Stated problem | From the material below, pull out each line that contains the string "bounding" and list only those lines.

** START OF Data listing **

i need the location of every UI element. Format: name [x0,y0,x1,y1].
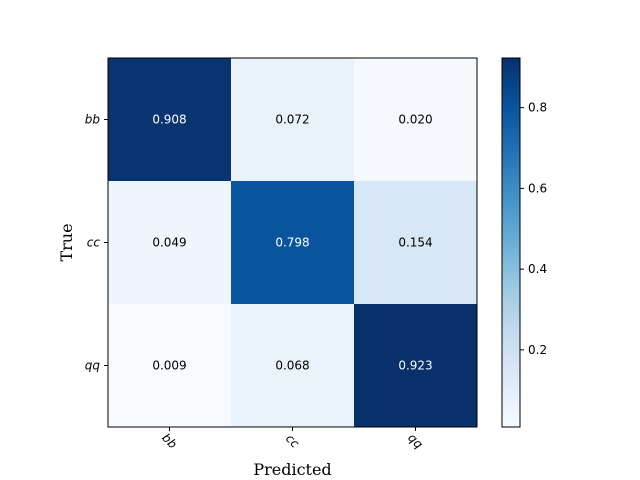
cell-value-label: 0.923 [398,359,432,373]
heatmap-cell-cc-bb [108,181,232,305]
y-tick-label: qq [85,359,101,373]
x-tick-label: bb [159,431,180,452]
cell-value-label: 0.154 [398,236,432,250]
x-axis-label: Predicted [253,460,331,479]
cell-value-label: 0.908 [152,113,186,127]
heatmap-cell-bb-qq [354,58,478,182]
cell-value-label: 0.068 [275,359,309,373]
x-axis-ticks: bb cc qq [159,427,426,452]
colorbar-tick-label: 0.2 [528,343,547,357]
cell-value-label: 0.009 [152,359,186,373]
cell-value-label: 0.072 [275,113,309,127]
colorbar [501,57,521,428]
heatmap-cell-bb-bb [108,58,232,182]
heatmap-cell-cc-cc [231,181,355,305]
cell-value-label: 0.049 [152,236,186,250]
heatmap-cell-qq-qq [354,304,478,428]
colorbar-ticks: 0.2 0.4 0.6 0.8 [520,101,547,357]
x-tick-label: cc [283,431,303,451]
x-tick-label: qq [405,431,426,452]
cell-value-label: 0.020 [398,113,432,127]
y-axis-label: True [57,223,76,261]
heatmap-cell-cc-qq [354,181,478,305]
colorbar-tick-label: 0.8 [528,101,547,115]
heatmap-cells: 0.908 0.072 0.020 0.049 0.798 0.154 0.009 0.068… [108,58,478,428]
y-tick-label: cc [87,236,101,250]
y-axis-ticks: bb cc qq [85,113,108,373]
heatmap-cell-bb-cc [231,58,355,182]
cell-value-label: 0.798 [275,236,309,250]
heatmap-cell-qq-bb [108,304,232,428]
heatmap-cell-qq-cc [231,304,355,428]
y-tick-label: bb [85,113,101,127]
colorbar-tick-label: 0.4 [528,262,547,276]
colorbar-tick-label: 0.6 [528,181,547,195]
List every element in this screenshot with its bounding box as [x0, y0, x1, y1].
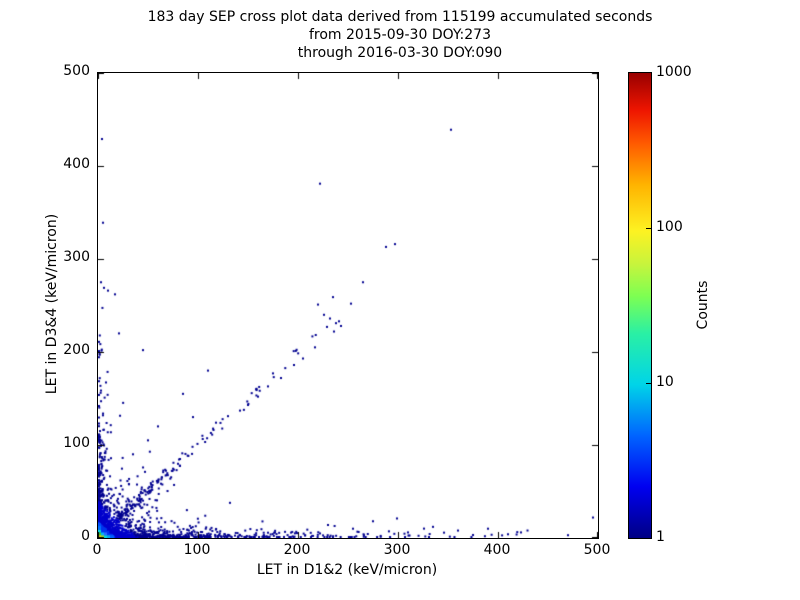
y-tick-label: 200	[63, 342, 90, 358]
y-tick-label: 500	[63, 63, 90, 79]
colorbar-tick-label: 10	[656, 374, 674, 390]
colorbar-tick	[646, 228, 651, 229]
y-tick-label: 300	[63, 249, 90, 265]
chart-title-line3: through 2016-03-30 DOY:090	[297, 45, 503, 61]
x-tick-label: 300	[383, 542, 411, 558]
colorbar-tick	[646, 383, 651, 384]
y-tick-label: 0	[81, 528, 90, 544]
chart-title-line1: 183 day SEP cross plot data derived from…	[147, 9, 653, 25]
y-tick-label: 100	[63, 435, 90, 451]
colorbar-label: Counts	[695, 280, 711, 330]
x-tick-label: 400	[483, 542, 511, 558]
x-tick-label: 100	[183, 542, 211, 558]
x-tick-label: 200	[283, 542, 311, 558]
x-tick-label: 500	[583, 542, 611, 558]
colorbar-tick-label: 100	[656, 219, 683, 235]
scatter-canvas	[98, 73, 598, 538]
y-tick-label: 400	[63, 156, 90, 172]
chart-title: 183 day SEP cross plot data derived from…	[0, 8, 800, 62]
x-axis-label: LET in D1&2 (keV/micron)	[256, 562, 438, 578]
y-axis-label: LET in D3&4 (keV/micron)	[44, 213, 60, 395]
plot-area	[97, 72, 599, 539]
chart-title-line2: from 2015-09-30 DOY:273	[308, 27, 491, 43]
colorbar-tick-label: 1000	[656, 64, 692, 80]
colorbar	[628, 72, 652, 539]
colorbar-tick-label: 1	[656, 529, 665, 545]
x-tick-label: 0	[92, 542, 102, 558]
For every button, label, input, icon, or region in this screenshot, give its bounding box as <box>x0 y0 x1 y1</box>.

** END OF Data listing **

Full solution |
List every element in this screenshot with its bounding box as [x0, y0, x1, y1].
For every button, label, input, icon, or region in this screenshot, give its bounding box as <box>x0 y0 x1 y1</box>.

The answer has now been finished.